--- Start of Task inputs ---
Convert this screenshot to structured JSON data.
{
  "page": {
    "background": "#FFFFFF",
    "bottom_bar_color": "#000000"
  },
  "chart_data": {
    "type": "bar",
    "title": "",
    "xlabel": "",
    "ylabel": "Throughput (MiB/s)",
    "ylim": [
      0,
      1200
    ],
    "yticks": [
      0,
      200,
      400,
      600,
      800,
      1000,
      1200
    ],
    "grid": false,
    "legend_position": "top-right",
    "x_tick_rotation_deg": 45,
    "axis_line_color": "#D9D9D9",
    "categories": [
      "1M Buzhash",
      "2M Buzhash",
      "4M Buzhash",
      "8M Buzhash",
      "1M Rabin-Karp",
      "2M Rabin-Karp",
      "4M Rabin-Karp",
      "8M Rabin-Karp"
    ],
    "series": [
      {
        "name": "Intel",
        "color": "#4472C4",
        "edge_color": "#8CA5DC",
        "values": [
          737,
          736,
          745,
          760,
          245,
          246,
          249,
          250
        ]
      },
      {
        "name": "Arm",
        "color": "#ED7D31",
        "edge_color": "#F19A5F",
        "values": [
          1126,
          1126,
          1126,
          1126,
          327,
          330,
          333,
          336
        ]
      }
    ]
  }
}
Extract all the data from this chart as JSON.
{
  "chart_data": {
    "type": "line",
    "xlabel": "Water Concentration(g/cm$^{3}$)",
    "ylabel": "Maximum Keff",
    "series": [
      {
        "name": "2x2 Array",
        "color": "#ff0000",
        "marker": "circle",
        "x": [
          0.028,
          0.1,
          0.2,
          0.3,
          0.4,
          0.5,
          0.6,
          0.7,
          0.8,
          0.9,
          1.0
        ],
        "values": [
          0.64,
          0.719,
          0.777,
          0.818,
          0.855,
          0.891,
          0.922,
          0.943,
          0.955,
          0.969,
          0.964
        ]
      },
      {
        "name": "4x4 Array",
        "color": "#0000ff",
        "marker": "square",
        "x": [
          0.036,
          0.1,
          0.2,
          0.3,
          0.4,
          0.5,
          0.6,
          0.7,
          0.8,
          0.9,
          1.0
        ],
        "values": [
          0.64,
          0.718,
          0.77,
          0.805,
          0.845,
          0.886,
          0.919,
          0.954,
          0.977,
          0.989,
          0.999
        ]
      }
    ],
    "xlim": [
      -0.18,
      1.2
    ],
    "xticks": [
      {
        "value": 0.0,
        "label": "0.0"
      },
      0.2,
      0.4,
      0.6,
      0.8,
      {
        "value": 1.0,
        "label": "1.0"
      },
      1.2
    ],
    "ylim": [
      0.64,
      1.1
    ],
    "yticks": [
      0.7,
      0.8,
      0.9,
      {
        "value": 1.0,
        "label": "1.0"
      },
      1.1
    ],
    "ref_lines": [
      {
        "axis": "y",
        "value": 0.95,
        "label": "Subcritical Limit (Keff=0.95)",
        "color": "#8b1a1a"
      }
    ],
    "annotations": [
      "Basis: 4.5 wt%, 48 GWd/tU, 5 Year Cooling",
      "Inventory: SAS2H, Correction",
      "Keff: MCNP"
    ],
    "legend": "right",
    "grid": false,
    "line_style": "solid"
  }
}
--- End of Task inputs ---
## To do
Gather each line of the listing that holds the string "right".

## Worked solution
    "legend_position": "top-right",
    "legend": "right",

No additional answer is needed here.